* [AIM]:
Quote the listing below in its entirety, omitting every image.

* [LISTED RECORDS]:
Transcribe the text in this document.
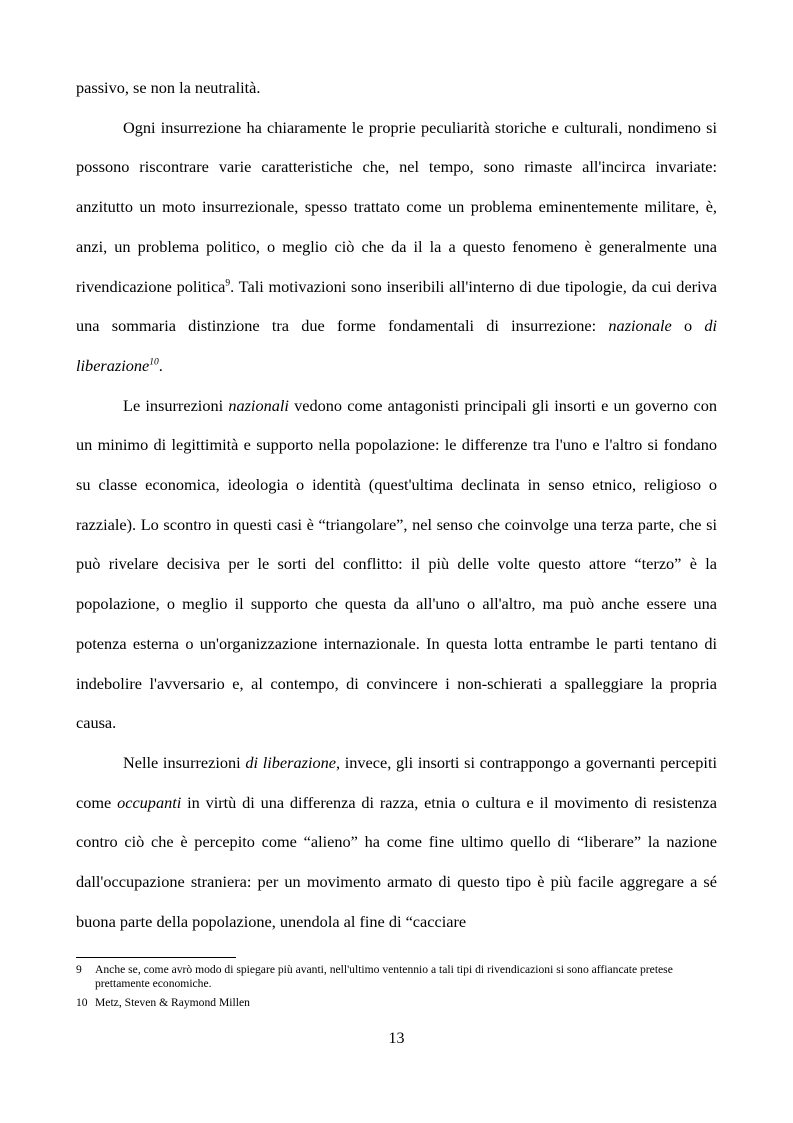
passivo, se non la neutralità.

Ogni insurrezione ha chiaramente le proprie peculiarità storiche e culturali, nondimeno si possono riscontrare varie caratteristiche che, nel tempo, sono rimaste all'incirca invariate: anzitutto un moto insurrezionale, spesso trattato come un problema eminentemente militare, è, anzi, un problema politico, o meglio ciò che da il la a questo fenomeno è generalmente una rivendicazione politica$^9$. Tali motivazioni sono inseribili all'interno di due tipologie, da cui deriva una sommaria distinzione tra due forme fondamentali di insurrezione: nazionale o di liberazione$^{10}$.

Le insurrezioni nazionali vedono come antagonisti principali gli insorti e un governo con un minimo di legittimità e supporto nella popolazione: le differenze tra l'uno e l'altro si fondano su classe economica, ideologia o identità (quest'ultima declinata in senso etnico, religioso o razziale). Lo scontro in questi casi è “triangolare”, nel senso che coinvolge una terza parte, che si può rivelare decisiva per le sorti del conflitto: il più delle volte questo attore “terzo” è la popolazione, o meglio il supporto che questa da all'uno o all'altro, ma può anche essere una potenza esterna o un'organizzazione internazionale. In questa lotta entrambe le parti tentano di indebolire l'avversario e, al contempo, di convincere i non-schierati a spalleggiare la propria causa.

Nelle insurrezioni di liberazione, invece, gli insorti si contrappongo a governanti percepiti come occupanti in virtù di una differenza di razza, etnia o cultura e il movimento di resistenza contro ciò che è percepito come “alieno” ha come fine ultimo quello di “liberare” la nazione dall'occupazione straniera: per un movimento armato di questo tipo è più facile aggregare a sé buona parte della popolazione, unendola al fine di “cacciare

9	Anche se, come avrò modo di spiegare più avanti, nell'ultimo ventennio a tali tipi di rivendicazioni si sono affiancate pretese prettamente economiche.
10 Metz, Steven & Raymond Millen
13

* [EXERCISE RESULT]:
Transcribe the text in this document.
passivo, se non la neutralità.

Ogni insurrezione ha chiaramente le proprie peculiarità storiche e culturali, nondimeno si possono riscontrare varie caratteristiche che, nel tempo, sono rimaste all'incirca invariate: anzitutto un moto insurrezionale, spesso trattato come un problema eminentemente militare, è, anzi, un problema politico, o meglio ciò che da il la a questo fenomeno è generalmente una rivendicazione politica$^9$. Tali motivazioni sono inseribili all'interno di due tipologie, da cui deriva una sommaria distinzione tra due forme fondamentali di insurrezione: nazionale o di liberazione$^{10}$.

Le insurrezioni nazionali vedono come antagonisti principali gli insorti e un governo con un minimo di legittimità e supporto nella popolazione: le differenze tra l'uno e l'altro si fondano su classe economica, ideologia o identità (quest'ultima declinata in senso etnico, religioso o razziale). Lo scontro in questi casi è “triangolare”, nel senso che coinvolge una terza parte, che si può rivelare decisiva per le sorti del conflitto: il più delle volte questo attore “terzo” è la popolazione, o meglio il supporto che questa da all'uno o all'altro, ma può anche essere una potenza esterna o un'organizzazione internazionale. In questa lotta entrambe le parti tentano di indebolire l'avversario e, al contempo, di convincere i non-schierati a spalleggiare la propria causa.

Nelle insurrezioni di liberazione, invece, gli insorti si contrappongo a governanti percepiti come occupanti in virtù di una differenza di razza, etnia o cultura e il movimento di resistenza contro ciò che è percepito come “alieno” ha come fine ultimo quello di “liberare” la nazione dall'occupazione straniera: per un movimento armato di questo tipo è più facile aggregare a sé buona parte della popolazione, unendola al fine di “cacciare

9	Anche se, come avrò modo di spiegare più avanti, nell'ultimo ventennio a tali tipi di rivendicazioni si sono affiancate pretese prettamente economiche.
10 Metz, Steven & Raymond Millen
13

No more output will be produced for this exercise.